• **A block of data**
-=-=-=-=-

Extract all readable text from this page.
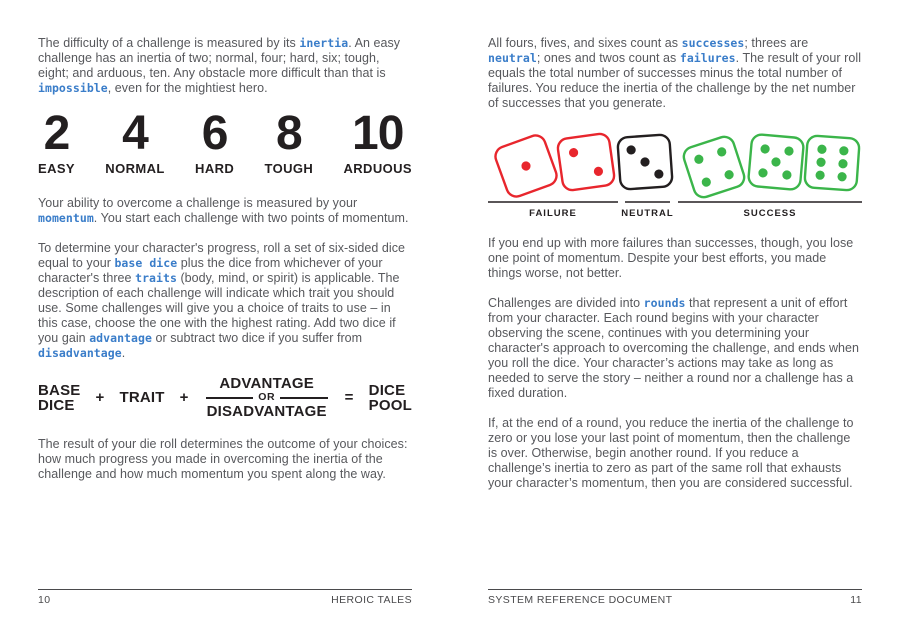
The difficulty of a challenge is measured by its inertia. An easy challenge has an inertia of two; normal, four; hard, six; tough, eight; and arduous, ten. Any obstacle more difficult than that is impossible, even for the mightiest hero.

2
EASY
4
NORMAL
6
HARD
8
TOUGH
10
ARDUOUS

Your ability to overcome a challenge is measured by your momentum. You start each challenge with two points of momentum.

To determine your character's progress, roll a set of six-sided dice equal to your base dice plus the dice from whichever of your character's three traits (body, mind, or spirit) is applicable. The description of each challenge will indicate which trait you should use. Some challenges will give you a choice of traits to use – in this case, choose the one with the highest rating. Add two dice if you gain advantage or subtract two dice if you suffer from disadvantage.

BASE
DICE	+ TRAIT +
ADVANTAGE
OR
DISADVANTAGE
= DICE
POOL

The result of your die roll determines the outcome of your choices: how much progress you made in overcoming the inertia of the challenge and how much momentum you spent along the way.

10	HEROIC TALES

All fours, fives, and sixes count as successes; threes are neutral; ones and twos count as failures. The result of your roll equals the total number of successes minus the total number of failures. You reduce the inertia of the challenge by the net number of successes that you generate.

FAILURE	NEUTRAL	SUCCESS

If you end up with more failures than successes, though, you lose one point of momentum. Despite your best efforts, you made things worse, not better.

Challenges are divided into rounds that represent a unit of effort from your character. Each round begins with your character observing the scene, continues with you determining your character's approach to overcoming the challenge, and ends when you roll the dice. Your character’s actions may take as long as needed to serve the story – neither a round nor a challenge has a fixed duration.

If, at the end of a round, you reduce the inertia of the challenge to zero or you lose your last point of momentum, then the challenge is over. Otherwise, begin another round. If you reduce a challenge’s inertia to zero as part of the same roll that exhausts your character’s momentum, then you are considered successful.

SYSTEM REFERENCE DOCUMENT	11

-=-=-=-=-

• **Job**
Without including any pictures, reproduce the listing exactly.

• **Final answer**
Extract all readable text from this page.
The difficulty of a challenge is measured by its inertia. An easy challenge has an inertia of two; normal, four; hard, six; tough, eight; and arduous, ten. Any obstacle more difficult than that is impossible, even for the mightiest hero.

2
EASY
4
NORMAL
6
HARD
8
TOUGH
10
ARDUOUS

Your ability to overcome a challenge is measured by your momentum. You start each challenge with two points of momentum.

To determine your character's progress, roll a set of six-sided dice equal to your base dice plus the dice from whichever of your character's three traits (body, mind, or spirit) is applicable. The description of each challenge will indicate which trait you should use. Some challenges will give you a choice of traits to use – in this case, choose the one with the highest rating. Add two dice if you gain advantage or subtract two dice if you suffer from disadvantage.

BASE
DICE	+ TRAIT +
ADVANTAGE
OR
DISADVANTAGE
= DICE
POOL

The result of your die roll determines the outcome of your choices: how much progress you made in overcoming the inertia of the challenge and how much momentum you spent along the way.

10	HEROIC TALES

All fours, fives, and sixes count as successes; threes are neutral; ones and twos count as failures. The result of your roll equals the total number of successes minus the total number of failures. You reduce the inertia of the challenge by the net number of successes that you generate.

FAILURE	NEUTRAL	SUCCESS

If you end up with more failures than successes, though, you lose one point of momentum. Despite your best efforts, you made things worse, not better.

Challenges are divided into rounds that represent a unit of effort from your character. Each round begins with your character observing the scene, continues with you determining your character's approach to overcoming the challenge, and ends when you roll the dice. Your character’s actions may take as long as needed to serve the story – neither a round nor a challenge has a fixed duration.

If, at the end of a round, you reduce the inertia of the challenge to zero or you lose your last point of momentum, then the challenge is over. Otherwise, begin another round. If you reduce a challenge’s inertia to zero as part of the same roll that exhausts your character’s momentum, then you are considered successful.

SYSTEM REFERENCE DOCUMENT	11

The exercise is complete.